[Data entries]
....

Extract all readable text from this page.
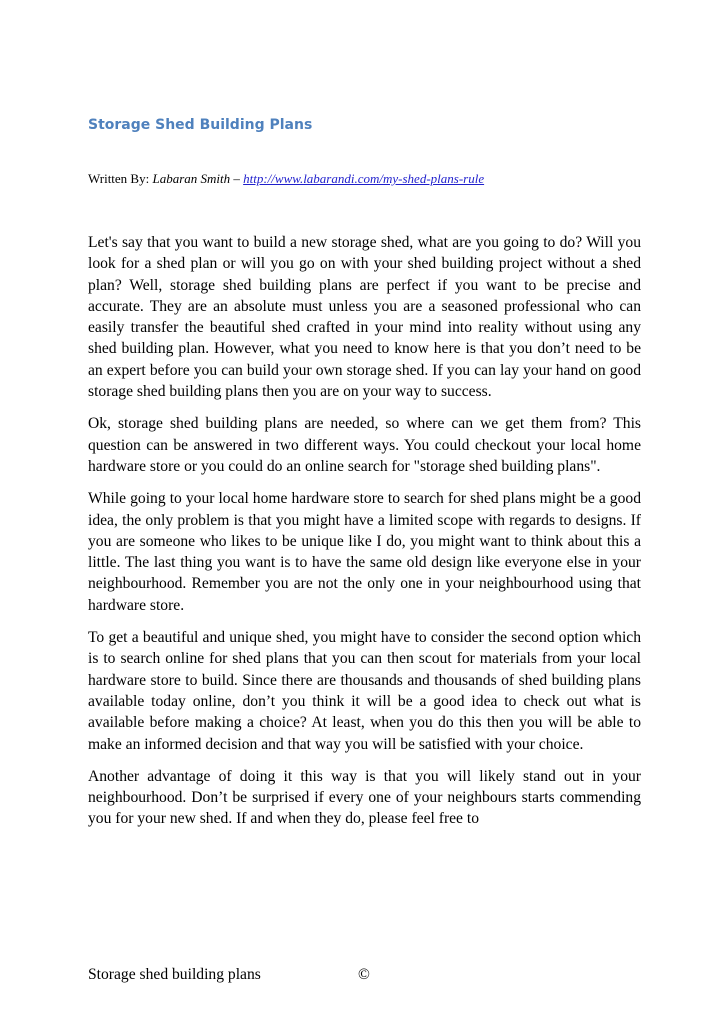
Storage Shed Building Plans
Written By: Labaran Smith – http://www.labarandi.com/my-shed-plans-rule

Let's say that you want to build a new storage shed, what are you going to do? Will you look for a shed plan or will you go on with your shed building project without a shed plan? Well, storage shed building plans are perfect if you want to be precise and accurate. They are an absolute must unless you are a seasoned professional who can easily transfer the beautiful shed crafted in your mind into reality without using any shed building plan. However, what you need to know here is that you don’t need to be an expert before you can build your own storage shed. If you can lay your hand on good storage shed building plans then you are on your way to success.

Ok, storage shed building plans are needed, so where can we get them from? This question can be answered in two different ways. You could checkout your local home hardware store or you could do an online search for "storage shed building plans".

While going to your local home hardware store to search for shed plans might be a good idea, the only problem is that you might have a limited scope with regards to designs. If you are someone who likes to be unique like I do, you might want to think about this a little. The last thing you want is to have the same old design like everyone else in your neighbourhood. Remember you are not the only one in your neighbourhood using that hardware store.

To get a beautiful and unique shed, you might have to consider the second option which is to search online for shed plans that you can then scout for materials from your local hardware store to build. Since there are thousands and thousands of shed building plans available today online, don’t you think it will be a good idea to check out what is available before making a choice? At least, when you do this then you will be able to make an informed decision and that way you will be satisfied with your choice.

Another advantage of doing it this way is that you will likely stand out in your neighbourhood. Don’t be surprised if every one of your neighbours starts commending you for your new shed. If and when they do, please feel free to

Storage shed building plans	©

....

From the entries above, output every line exactly and omit any image.

Extract all readable text from this page.
Storage Shed Building Plans
Written By: Labaran Smith – http://www.labarandi.com/my-shed-plans-rule

Let's say that you want to build a new storage shed, what are you going to do? Will you look for a shed plan or will you go on with your shed building project without a shed plan? Well, storage shed building plans are perfect if you want to be precise and accurate. They are an absolute must unless you are a seasoned professional who can easily transfer the beautiful shed crafted in your mind into reality without using any shed building plan. However, what you need to know here is that you don’t need to be an expert before you can build your own storage shed. If you can lay your hand on good storage shed building plans then you are on your way to success.

Ok, storage shed building plans are needed, so where can we get them from? This question can be answered in two different ways. You could checkout your local home hardware store or you could do an online search for "storage shed building plans".

While going to your local home hardware store to search for shed plans might be a good idea, the only problem is that you might have a limited scope with regards to designs. If you are someone who likes to be unique like I do, you might want to think about this a little. The last thing you want is to have the same old design like everyone else in your neighbourhood. Remember you are not the only one in your neighbourhood using that hardware store.

To get a beautiful and unique shed, you might have to consider the second option which is to search online for shed plans that you can then scout for materials from your local hardware store to build. Since there are thousands and thousands of shed building plans available today online, don’t you think it will be a good idea to check out what is available before making a choice? At least, when you do this then you will be able to make an informed decision and that way you will be satisfied with your choice.

Another advantage of doing it this way is that you will likely stand out in your neighbourhood. Don’t be surprised if every one of your neighbours starts commending you for your new shed. If and when they do, please feel free to

Storage shed building plans	©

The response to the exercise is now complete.